### WHAT YOU WILL DO
Tally up the lines carrying the string "your" and respond with only the resulting number.

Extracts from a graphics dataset
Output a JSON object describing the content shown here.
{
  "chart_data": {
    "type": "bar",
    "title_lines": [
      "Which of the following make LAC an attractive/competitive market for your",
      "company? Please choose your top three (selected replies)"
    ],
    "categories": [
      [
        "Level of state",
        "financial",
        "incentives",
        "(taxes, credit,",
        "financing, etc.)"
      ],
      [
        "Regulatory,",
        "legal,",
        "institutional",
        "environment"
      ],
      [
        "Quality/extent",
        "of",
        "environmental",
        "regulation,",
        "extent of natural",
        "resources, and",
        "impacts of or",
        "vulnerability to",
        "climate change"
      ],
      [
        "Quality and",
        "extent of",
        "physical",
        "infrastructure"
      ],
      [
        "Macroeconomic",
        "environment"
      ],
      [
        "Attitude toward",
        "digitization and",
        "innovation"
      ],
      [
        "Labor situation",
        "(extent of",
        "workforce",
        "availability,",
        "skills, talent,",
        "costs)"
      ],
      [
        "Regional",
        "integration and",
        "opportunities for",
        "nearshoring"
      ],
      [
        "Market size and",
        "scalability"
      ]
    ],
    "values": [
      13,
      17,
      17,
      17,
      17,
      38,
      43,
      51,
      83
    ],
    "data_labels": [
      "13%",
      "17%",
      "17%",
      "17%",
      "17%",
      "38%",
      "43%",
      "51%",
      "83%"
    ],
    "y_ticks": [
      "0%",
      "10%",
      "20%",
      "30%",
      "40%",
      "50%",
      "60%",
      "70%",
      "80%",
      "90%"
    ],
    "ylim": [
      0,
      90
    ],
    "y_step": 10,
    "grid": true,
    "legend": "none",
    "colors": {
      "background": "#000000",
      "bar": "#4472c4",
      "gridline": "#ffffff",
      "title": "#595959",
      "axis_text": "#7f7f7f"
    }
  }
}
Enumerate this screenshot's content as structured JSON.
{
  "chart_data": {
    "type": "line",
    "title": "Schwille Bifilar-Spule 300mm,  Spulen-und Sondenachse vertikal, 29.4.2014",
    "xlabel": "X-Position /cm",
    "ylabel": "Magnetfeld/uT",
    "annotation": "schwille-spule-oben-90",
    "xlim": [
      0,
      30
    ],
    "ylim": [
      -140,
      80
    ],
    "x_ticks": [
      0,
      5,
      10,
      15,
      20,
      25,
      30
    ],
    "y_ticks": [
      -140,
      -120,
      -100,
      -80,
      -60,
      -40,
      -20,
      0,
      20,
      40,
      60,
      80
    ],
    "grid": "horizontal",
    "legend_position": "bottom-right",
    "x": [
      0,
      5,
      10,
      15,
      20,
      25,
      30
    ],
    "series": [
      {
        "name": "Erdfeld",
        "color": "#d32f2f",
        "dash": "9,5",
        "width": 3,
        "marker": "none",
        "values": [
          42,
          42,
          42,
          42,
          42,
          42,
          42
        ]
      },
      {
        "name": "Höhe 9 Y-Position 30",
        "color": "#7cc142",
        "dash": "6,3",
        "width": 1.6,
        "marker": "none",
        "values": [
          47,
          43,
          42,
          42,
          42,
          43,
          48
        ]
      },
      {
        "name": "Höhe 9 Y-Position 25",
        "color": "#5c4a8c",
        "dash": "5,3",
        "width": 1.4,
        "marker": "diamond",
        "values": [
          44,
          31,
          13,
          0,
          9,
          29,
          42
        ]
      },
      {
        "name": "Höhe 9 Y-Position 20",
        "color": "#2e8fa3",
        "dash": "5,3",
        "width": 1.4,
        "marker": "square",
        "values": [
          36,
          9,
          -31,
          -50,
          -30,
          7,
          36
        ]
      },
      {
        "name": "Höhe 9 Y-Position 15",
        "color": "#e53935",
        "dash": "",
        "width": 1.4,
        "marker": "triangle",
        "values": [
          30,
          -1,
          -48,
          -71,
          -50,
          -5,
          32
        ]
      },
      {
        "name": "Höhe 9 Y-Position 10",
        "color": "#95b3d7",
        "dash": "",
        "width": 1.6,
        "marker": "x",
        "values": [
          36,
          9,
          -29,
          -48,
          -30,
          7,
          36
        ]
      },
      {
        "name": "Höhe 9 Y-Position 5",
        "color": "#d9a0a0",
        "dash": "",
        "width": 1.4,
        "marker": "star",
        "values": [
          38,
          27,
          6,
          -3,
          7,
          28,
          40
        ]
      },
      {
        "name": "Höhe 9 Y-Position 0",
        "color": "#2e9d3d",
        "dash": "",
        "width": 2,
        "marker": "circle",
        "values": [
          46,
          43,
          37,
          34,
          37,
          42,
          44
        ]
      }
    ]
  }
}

### THE RESPONSE
2